==== Supplied material
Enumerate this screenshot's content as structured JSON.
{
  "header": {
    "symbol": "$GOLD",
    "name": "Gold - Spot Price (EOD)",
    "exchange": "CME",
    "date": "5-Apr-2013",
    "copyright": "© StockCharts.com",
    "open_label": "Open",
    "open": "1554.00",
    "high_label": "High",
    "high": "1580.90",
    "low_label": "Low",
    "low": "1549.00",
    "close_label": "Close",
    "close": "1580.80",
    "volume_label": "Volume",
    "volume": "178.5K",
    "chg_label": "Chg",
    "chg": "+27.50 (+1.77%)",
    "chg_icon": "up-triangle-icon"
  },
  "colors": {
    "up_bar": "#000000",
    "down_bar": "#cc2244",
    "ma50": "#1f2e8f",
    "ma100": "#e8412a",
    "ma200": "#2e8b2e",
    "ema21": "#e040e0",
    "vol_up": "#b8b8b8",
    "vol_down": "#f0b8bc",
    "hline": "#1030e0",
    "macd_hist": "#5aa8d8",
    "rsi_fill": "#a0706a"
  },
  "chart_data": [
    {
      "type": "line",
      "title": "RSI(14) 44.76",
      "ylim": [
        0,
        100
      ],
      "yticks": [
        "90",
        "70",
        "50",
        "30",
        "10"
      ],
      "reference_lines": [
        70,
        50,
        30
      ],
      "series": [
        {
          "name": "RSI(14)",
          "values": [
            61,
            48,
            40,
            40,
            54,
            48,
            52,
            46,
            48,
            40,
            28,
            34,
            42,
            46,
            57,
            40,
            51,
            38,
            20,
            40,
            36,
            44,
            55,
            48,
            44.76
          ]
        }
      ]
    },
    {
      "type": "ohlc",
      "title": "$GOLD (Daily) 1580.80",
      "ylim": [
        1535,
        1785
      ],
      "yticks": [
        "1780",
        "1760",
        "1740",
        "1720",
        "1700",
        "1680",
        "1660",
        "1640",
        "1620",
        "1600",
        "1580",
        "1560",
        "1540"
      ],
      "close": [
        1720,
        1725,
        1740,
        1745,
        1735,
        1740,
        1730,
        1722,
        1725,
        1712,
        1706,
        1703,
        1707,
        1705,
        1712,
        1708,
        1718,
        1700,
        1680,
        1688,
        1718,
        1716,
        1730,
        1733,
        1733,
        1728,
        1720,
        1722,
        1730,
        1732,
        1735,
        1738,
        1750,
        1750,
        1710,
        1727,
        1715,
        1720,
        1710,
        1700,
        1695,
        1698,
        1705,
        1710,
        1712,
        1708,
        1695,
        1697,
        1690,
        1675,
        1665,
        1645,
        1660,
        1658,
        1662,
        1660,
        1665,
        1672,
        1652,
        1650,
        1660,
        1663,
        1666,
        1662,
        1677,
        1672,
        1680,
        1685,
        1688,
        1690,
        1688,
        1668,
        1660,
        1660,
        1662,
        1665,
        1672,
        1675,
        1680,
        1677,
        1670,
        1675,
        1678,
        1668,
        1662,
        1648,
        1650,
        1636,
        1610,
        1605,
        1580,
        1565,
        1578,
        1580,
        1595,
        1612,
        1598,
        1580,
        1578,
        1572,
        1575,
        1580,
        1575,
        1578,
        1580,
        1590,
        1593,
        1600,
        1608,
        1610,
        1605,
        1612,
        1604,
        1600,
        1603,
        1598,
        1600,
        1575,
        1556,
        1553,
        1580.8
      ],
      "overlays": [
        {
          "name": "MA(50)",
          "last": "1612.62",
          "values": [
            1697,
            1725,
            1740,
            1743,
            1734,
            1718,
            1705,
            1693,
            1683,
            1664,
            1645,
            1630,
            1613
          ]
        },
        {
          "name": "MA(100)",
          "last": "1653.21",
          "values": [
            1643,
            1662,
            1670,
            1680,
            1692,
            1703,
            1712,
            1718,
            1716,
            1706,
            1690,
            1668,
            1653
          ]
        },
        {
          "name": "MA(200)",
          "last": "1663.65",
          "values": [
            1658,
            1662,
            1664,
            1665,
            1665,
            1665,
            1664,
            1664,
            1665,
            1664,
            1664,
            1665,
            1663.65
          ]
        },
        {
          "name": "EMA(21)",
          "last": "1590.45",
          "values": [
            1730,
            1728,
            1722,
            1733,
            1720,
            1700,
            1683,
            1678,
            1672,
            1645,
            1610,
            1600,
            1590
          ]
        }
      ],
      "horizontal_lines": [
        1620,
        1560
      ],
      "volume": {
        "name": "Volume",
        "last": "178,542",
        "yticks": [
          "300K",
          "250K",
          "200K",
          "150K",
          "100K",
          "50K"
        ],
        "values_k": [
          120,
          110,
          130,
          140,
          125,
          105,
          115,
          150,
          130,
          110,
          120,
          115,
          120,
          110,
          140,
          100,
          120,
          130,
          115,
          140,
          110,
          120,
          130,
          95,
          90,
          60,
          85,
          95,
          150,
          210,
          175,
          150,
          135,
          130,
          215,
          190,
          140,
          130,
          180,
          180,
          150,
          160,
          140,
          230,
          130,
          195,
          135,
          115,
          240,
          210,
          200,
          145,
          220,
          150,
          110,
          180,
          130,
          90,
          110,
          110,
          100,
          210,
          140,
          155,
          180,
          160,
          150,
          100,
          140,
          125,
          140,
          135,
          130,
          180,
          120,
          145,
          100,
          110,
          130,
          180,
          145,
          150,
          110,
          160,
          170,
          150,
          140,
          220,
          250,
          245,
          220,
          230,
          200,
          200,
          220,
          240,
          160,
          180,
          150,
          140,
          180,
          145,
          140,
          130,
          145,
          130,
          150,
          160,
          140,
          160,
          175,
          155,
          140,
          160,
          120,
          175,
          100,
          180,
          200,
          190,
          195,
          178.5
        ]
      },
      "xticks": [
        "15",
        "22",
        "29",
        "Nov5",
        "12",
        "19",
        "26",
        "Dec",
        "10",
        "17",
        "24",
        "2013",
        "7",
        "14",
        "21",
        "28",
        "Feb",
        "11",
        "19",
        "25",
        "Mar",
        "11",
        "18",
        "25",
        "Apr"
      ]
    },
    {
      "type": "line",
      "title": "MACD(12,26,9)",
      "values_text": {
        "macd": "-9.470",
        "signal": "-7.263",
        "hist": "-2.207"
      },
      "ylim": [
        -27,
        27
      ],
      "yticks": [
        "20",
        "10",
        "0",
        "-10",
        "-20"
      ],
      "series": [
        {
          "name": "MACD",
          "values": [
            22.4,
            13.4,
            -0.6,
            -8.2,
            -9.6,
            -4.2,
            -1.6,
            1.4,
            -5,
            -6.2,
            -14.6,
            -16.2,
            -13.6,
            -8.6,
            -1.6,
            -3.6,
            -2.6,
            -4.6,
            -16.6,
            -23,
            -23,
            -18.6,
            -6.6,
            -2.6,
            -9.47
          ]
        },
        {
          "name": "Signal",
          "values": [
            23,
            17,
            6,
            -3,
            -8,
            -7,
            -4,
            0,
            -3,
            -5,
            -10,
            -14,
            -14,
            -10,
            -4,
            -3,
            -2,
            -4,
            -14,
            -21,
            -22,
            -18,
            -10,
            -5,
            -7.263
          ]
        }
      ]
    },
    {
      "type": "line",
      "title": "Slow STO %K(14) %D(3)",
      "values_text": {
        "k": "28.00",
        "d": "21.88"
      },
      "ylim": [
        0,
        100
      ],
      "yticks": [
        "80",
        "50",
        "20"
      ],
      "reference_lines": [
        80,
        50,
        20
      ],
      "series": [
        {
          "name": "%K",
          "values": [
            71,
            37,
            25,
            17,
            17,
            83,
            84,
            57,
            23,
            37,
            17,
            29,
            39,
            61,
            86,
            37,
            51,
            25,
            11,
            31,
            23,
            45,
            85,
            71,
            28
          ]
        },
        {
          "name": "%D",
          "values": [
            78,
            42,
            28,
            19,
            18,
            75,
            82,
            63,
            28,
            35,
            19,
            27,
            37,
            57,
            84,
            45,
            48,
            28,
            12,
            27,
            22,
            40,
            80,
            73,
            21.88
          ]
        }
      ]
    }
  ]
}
========
Requirement ->
State the count of lines holding the string "name" in the listing above, and nothing else.

Written answer ->
11